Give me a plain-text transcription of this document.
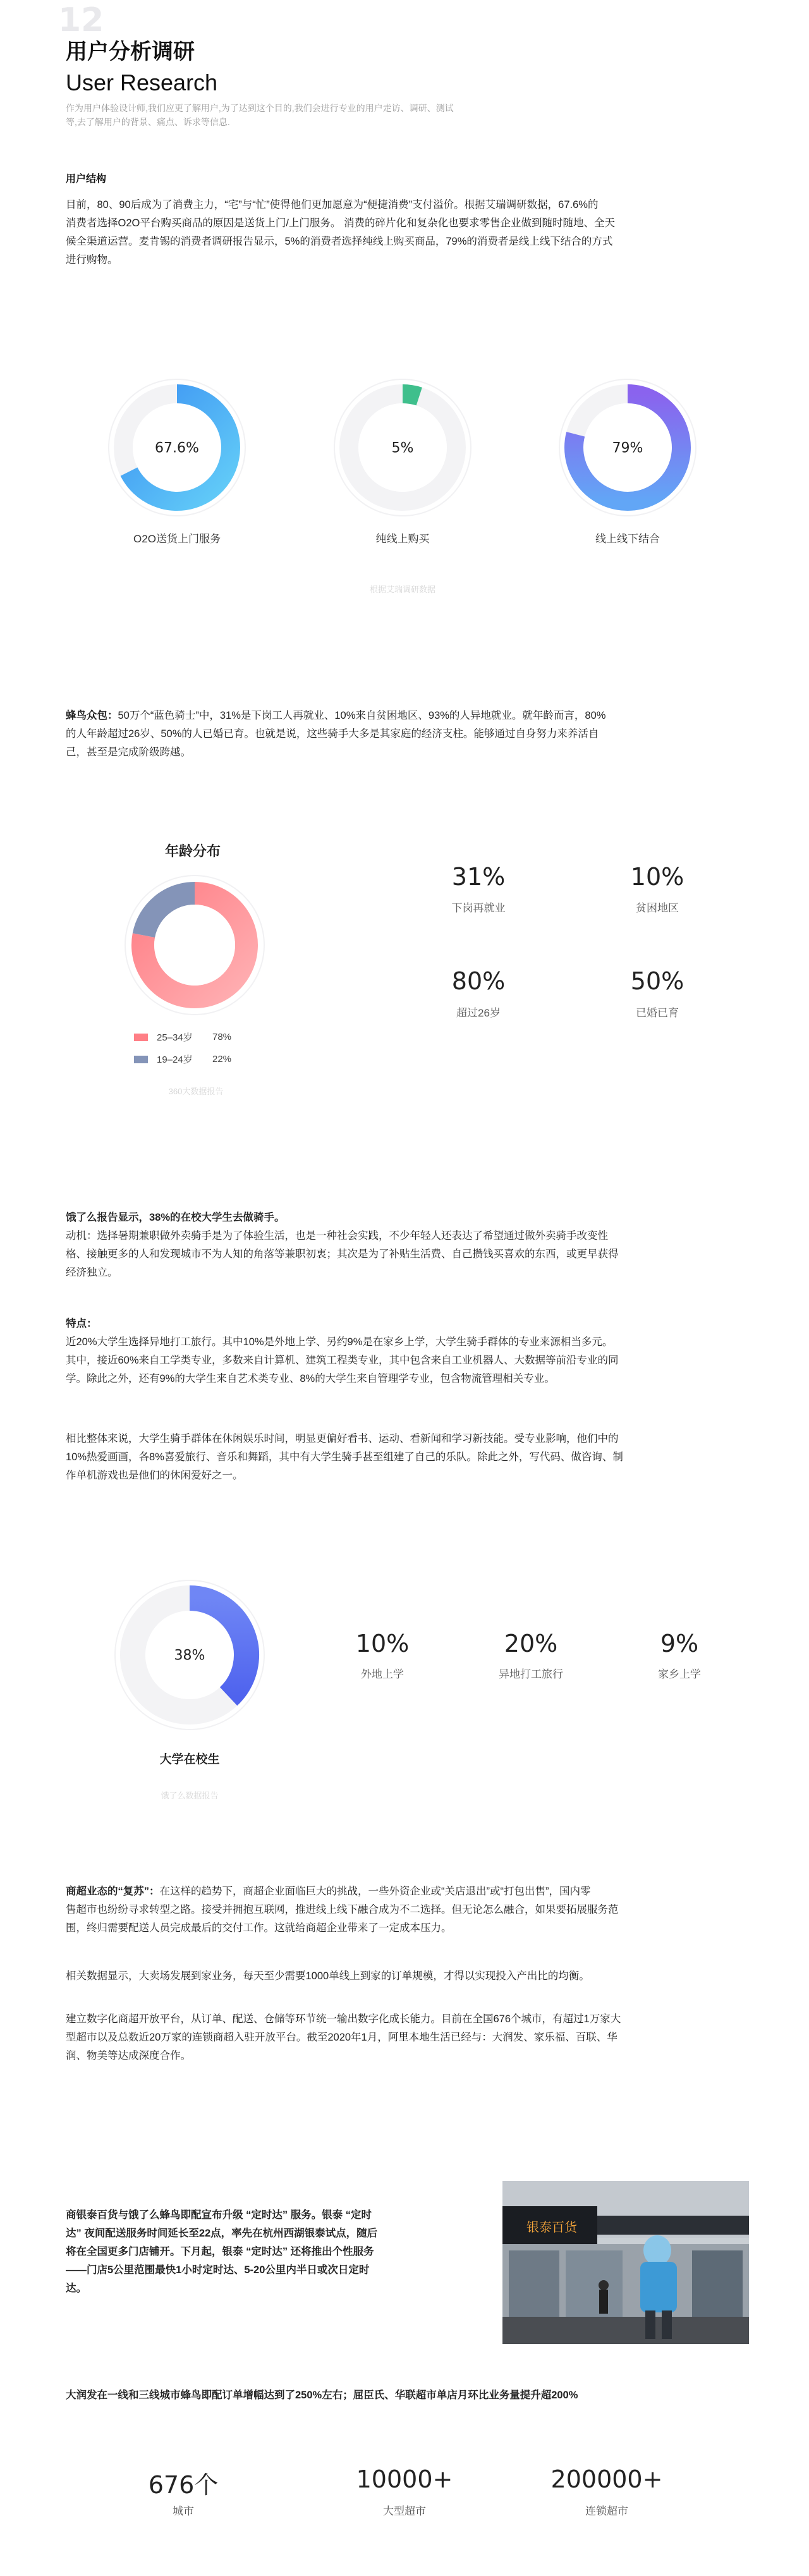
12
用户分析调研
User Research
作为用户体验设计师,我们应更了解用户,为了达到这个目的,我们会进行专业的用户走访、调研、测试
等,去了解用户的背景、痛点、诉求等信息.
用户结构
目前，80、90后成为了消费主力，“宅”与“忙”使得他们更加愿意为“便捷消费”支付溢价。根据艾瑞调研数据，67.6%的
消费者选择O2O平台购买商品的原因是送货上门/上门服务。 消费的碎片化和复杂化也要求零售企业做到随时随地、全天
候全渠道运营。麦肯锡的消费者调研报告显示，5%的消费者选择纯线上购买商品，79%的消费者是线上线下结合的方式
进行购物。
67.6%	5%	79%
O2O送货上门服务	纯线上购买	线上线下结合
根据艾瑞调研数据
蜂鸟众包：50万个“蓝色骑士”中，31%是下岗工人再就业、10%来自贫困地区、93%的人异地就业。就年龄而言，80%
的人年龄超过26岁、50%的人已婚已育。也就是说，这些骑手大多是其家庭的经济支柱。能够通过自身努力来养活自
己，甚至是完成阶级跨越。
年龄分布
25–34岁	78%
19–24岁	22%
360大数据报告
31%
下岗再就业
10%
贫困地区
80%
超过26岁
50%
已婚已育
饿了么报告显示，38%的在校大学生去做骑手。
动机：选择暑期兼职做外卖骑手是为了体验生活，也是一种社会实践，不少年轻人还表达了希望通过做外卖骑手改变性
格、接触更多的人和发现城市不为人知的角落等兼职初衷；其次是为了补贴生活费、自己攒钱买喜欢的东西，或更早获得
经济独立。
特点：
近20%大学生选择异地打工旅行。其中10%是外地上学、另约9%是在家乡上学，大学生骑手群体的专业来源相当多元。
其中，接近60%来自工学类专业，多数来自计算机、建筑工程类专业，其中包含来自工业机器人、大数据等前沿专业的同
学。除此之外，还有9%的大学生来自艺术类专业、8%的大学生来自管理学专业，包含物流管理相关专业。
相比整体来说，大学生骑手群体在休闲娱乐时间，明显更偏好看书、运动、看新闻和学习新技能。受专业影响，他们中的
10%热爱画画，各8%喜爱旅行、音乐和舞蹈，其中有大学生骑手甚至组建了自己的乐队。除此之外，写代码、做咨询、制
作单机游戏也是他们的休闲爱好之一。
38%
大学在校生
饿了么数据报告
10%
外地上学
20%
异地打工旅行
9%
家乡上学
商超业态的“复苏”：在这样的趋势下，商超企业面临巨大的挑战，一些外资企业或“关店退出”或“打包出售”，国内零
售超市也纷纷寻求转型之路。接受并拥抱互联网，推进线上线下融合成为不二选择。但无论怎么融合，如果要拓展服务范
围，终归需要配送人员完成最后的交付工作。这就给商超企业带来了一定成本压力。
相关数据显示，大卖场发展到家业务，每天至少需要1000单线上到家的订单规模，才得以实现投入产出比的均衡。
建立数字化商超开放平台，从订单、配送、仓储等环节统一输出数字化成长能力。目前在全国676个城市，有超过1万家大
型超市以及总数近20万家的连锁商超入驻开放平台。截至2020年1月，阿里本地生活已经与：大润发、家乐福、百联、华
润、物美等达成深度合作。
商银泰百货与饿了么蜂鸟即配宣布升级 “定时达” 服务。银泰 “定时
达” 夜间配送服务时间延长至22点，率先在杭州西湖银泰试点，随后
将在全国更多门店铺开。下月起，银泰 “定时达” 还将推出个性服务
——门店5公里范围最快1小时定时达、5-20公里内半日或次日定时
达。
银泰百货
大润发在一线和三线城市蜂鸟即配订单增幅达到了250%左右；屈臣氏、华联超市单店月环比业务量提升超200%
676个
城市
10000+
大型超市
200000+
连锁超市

**What you will do:** Restate the data above word for word. Do not include the images.

**Right answer:**
Give me a plain-text transcription of this document.
12
用户分析调研
User Research
作为用户体验设计师,我们应更了解用户,为了达到这个目的,我们会进行专业的用户走访、调研、测试
等,去了解用户的背景、痛点、诉求等信息.
用户结构
目前，80、90后成为了消费主力，“宅”与“忙”使得他们更加愿意为“便捷消费”支付溢价。根据艾瑞调研数据，67.6%的
消费者选择O2O平台购买商品的原因是送货上门/上门服务。 消费的碎片化和复杂化也要求零售企业做到随时随地、全天
候全渠道运营。麦肯锡的消费者调研报告显示，5%的消费者选择纯线上购买商品，79%的消费者是线上线下结合的方式
进行购物。
67.6%	5%	79%
O2O送货上门服务	纯线上购买	线上线下结合
根据艾瑞调研数据
蜂鸟众包：50万个“蓝色骑士”中，31%是下岗工人再就业、10%来自贫困地区、93%的人异地就业。就年龄而言，80%
的人年龄超过26岁、50%的人已婚已育。也就是说，这些骑手大多是其家庭的经济支柱。能够通过自身努力来养活自
己，甚至是完成阶级跨越。
年龄分布
25–34岁	78%
19–24岁	22%
360大数据报告
31%
下岗再就业
10%
贫困地区
80%
超过26岁
50%
已婚已育
饿了么报告显示，38%的在校大学生去做骑手。
动机：选择暑期兼职做外卖骑手是为了体验生活，也是一种社会实践，不少年轻人还表达了希望通过做外卖骑手改变性
格、接触更多的人和发现城市不为人知的角落等兼职初衷；其次是为了补贴生活费、自己攒钱买喜欢的东西，或更早获得
经济独立。
特点：
近20%大学生选择异地打工旅行。其中10%是外地上学、另约9%是在家乡上学，大学生骑手群体的专业来源相当多元。
其中，接近60%来自工学类专业，多数来自计算机、建筑工程类专业，其中包含来自工业机器人、大数据等前沿专业的同
学。除此之外，还有9%的大学生来自艺术类专业、8%的大学生来自管理学专业，包含物流管理相关专业。
相比整体来说，大学生骑手群体在休闲娱乐时间，明显更偏好看书、运动、看新闻和学习新技能。受专业影响，他们中的
10%热爱画画，各8%喜爱旅行、音乐和舞蹈，其中有大学生骑手甚至组建了自己的乐队。除此之外，写代码、做咨询、制
作单机游戏也是他们的休闲爱好之一。
38%
大学在校生
饿了么数据报告
10%
外地上学
20%
异地打工旅行
9%
家乡上学
商超业态的“复苏”：在这样的趋势下，商超企业面临巨大的挑战，一些外资企业或“关店退出”或“打包出售”，国内零
售超市也纷纷寻求转型之路。接受并拥抱互联网，推进线上线下融合成为不二选择。但无论怎么融合，如果要拓展服务范
围，终归需要配送人员完成最后的交付工作。这就给商超企业带来了一定成本压力。
相关数据显示，大卖场发展到家业务，每天至少需要1000单线上到家的订单规模，才得以实现投入产出比的均衡。
建立数字化商超开放平台，从订单、配送、仓储等环节统一输出数字化成长能力。目前在全国676个城市，有超过1万家大
型超市以及总数近20万家的连锁商超入驻开放平台。截至2020年1月，阿里本地生活已经与：大润发、家乐福、百联、华
润、物美等达成深度合作。
商银泰百货与饿了么蜂鸟即配宣布升级 “定时达” 服务。银泰 “定时
达” 夜间配送服务时间延长至22点，率先在杭州西湖银泰试点，随后
将在全国更多门店铺开。下月起，银泰 “定时达” 还将推出个性服务
——门店5公里范围最快1小时定时达、5-20公里内半日或次日定时
达。
银泰百货
大润发在一线和三线城市蜂鸟即配订单增幅达到了250%左右；屈臣氏、华联超市单店月环比业务量提升超200%
676个
城市
10000+
大型超市
200000+
连锁超市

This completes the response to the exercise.